_Task to complete_
Reply with the count of lines holding "this", nothing more.
* * * * *
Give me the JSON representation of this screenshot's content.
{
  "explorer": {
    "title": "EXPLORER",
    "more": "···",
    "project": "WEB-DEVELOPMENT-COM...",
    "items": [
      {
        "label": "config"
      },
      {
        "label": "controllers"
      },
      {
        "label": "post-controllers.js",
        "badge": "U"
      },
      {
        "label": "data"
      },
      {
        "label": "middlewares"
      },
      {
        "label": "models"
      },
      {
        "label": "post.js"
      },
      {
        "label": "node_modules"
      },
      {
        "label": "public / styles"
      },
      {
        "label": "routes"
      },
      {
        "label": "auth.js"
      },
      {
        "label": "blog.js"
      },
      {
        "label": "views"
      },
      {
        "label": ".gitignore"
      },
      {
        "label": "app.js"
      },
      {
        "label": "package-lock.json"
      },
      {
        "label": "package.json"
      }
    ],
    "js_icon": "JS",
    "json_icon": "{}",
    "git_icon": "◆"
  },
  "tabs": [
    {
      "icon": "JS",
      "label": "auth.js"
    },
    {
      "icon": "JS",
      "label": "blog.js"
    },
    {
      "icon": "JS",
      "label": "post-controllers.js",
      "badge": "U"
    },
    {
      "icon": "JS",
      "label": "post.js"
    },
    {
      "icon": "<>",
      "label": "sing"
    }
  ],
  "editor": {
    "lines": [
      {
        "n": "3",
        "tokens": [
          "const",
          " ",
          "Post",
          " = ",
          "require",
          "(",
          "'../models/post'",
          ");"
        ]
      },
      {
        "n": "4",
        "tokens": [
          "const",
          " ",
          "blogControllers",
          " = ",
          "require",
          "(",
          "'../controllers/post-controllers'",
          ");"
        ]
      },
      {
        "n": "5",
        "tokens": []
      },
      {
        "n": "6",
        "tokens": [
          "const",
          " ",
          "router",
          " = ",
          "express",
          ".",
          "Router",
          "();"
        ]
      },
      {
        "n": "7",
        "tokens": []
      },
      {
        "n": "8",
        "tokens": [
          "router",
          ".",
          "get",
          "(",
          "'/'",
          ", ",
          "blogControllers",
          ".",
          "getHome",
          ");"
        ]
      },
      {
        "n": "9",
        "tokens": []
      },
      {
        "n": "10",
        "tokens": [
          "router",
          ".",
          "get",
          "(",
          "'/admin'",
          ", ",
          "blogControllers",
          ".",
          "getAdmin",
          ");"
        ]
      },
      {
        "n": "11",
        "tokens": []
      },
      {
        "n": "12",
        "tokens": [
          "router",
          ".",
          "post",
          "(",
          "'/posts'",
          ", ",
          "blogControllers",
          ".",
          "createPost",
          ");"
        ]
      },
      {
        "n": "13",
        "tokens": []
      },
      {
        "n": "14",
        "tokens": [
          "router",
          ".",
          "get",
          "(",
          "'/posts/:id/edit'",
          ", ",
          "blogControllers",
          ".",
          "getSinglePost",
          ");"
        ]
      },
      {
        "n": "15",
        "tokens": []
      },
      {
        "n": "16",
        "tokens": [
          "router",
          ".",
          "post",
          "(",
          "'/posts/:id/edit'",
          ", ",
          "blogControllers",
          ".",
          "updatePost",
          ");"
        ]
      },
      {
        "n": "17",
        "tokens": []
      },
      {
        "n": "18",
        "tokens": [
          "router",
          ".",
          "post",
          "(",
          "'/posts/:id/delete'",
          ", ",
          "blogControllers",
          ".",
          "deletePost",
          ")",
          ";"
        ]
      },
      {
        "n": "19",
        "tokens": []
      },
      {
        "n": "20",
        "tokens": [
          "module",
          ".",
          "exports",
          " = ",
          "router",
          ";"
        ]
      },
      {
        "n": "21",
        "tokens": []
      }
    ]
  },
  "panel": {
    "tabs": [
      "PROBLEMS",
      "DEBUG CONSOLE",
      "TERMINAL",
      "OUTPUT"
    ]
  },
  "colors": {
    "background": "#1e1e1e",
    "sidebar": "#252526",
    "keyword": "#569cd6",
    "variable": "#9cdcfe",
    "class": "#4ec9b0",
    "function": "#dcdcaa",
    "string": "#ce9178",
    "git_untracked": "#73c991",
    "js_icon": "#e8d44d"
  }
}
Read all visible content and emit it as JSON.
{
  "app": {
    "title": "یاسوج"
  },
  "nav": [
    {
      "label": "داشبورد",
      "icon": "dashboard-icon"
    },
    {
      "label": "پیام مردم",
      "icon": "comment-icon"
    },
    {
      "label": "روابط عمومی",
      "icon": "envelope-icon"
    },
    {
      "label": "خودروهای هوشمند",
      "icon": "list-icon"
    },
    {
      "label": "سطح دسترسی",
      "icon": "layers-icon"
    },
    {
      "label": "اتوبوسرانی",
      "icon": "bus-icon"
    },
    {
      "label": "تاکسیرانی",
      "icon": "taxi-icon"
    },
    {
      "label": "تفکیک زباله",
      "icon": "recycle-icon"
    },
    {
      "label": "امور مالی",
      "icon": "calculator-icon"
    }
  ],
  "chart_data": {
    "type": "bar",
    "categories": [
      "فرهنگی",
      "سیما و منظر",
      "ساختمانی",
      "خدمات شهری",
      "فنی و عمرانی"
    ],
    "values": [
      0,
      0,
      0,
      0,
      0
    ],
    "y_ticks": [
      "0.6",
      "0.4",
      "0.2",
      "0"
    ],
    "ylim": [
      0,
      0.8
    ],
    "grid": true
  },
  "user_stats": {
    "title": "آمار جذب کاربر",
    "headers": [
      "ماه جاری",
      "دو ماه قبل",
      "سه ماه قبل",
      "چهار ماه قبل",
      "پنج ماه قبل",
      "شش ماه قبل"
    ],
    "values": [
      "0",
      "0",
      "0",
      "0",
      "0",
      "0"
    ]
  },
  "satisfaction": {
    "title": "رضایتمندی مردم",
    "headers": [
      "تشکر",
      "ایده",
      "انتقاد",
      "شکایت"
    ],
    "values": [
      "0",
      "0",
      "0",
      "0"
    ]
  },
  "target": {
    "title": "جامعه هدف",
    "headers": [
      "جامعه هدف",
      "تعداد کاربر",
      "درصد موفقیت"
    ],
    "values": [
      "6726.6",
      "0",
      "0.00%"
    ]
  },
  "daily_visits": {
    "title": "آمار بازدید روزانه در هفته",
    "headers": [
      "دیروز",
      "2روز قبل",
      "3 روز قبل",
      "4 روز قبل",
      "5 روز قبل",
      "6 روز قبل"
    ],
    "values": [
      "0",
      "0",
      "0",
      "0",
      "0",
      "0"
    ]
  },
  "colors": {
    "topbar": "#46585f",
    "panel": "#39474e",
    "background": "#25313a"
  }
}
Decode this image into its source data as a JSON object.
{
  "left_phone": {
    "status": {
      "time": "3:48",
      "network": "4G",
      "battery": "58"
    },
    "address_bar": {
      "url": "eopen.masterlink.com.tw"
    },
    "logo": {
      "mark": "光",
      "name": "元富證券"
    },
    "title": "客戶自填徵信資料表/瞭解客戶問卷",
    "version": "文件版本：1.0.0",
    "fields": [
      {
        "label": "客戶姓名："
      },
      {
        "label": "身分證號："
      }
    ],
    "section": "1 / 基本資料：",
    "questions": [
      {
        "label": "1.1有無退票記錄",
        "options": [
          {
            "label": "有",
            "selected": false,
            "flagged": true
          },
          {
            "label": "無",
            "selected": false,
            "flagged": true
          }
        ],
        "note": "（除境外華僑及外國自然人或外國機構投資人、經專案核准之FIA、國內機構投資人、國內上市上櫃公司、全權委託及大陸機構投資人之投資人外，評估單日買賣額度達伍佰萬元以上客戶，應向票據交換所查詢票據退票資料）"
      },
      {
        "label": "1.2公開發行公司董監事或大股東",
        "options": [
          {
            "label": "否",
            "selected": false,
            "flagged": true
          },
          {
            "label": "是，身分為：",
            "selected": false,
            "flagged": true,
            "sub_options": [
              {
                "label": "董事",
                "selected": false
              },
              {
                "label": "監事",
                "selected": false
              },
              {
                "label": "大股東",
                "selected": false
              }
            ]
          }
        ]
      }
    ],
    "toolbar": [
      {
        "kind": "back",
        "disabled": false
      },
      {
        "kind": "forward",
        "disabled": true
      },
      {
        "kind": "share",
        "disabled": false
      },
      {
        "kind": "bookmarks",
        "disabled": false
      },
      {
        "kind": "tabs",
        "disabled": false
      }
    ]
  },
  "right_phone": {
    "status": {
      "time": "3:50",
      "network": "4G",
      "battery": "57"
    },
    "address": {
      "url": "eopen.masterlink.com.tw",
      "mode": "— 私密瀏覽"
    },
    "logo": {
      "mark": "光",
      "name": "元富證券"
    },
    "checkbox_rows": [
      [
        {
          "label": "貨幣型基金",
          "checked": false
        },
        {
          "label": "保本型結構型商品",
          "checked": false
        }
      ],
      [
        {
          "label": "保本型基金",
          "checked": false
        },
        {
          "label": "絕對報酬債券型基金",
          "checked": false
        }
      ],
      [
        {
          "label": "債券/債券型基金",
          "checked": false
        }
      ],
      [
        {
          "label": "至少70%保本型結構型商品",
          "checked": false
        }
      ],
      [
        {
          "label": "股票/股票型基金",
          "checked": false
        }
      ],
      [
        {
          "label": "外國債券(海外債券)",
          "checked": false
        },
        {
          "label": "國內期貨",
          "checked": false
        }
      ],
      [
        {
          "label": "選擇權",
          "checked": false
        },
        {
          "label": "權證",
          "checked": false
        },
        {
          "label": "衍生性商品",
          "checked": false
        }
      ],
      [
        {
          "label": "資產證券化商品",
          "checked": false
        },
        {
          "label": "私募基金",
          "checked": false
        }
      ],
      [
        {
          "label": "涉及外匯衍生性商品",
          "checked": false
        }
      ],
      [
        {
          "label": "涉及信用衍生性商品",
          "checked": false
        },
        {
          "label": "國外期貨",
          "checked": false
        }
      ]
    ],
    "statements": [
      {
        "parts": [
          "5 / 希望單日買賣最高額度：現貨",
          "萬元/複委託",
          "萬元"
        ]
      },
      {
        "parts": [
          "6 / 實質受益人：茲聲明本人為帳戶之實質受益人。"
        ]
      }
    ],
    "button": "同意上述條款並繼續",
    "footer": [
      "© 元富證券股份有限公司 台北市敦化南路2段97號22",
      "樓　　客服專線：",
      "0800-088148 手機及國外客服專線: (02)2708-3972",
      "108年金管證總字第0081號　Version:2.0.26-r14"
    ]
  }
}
* * * * *
_Solved problem_
2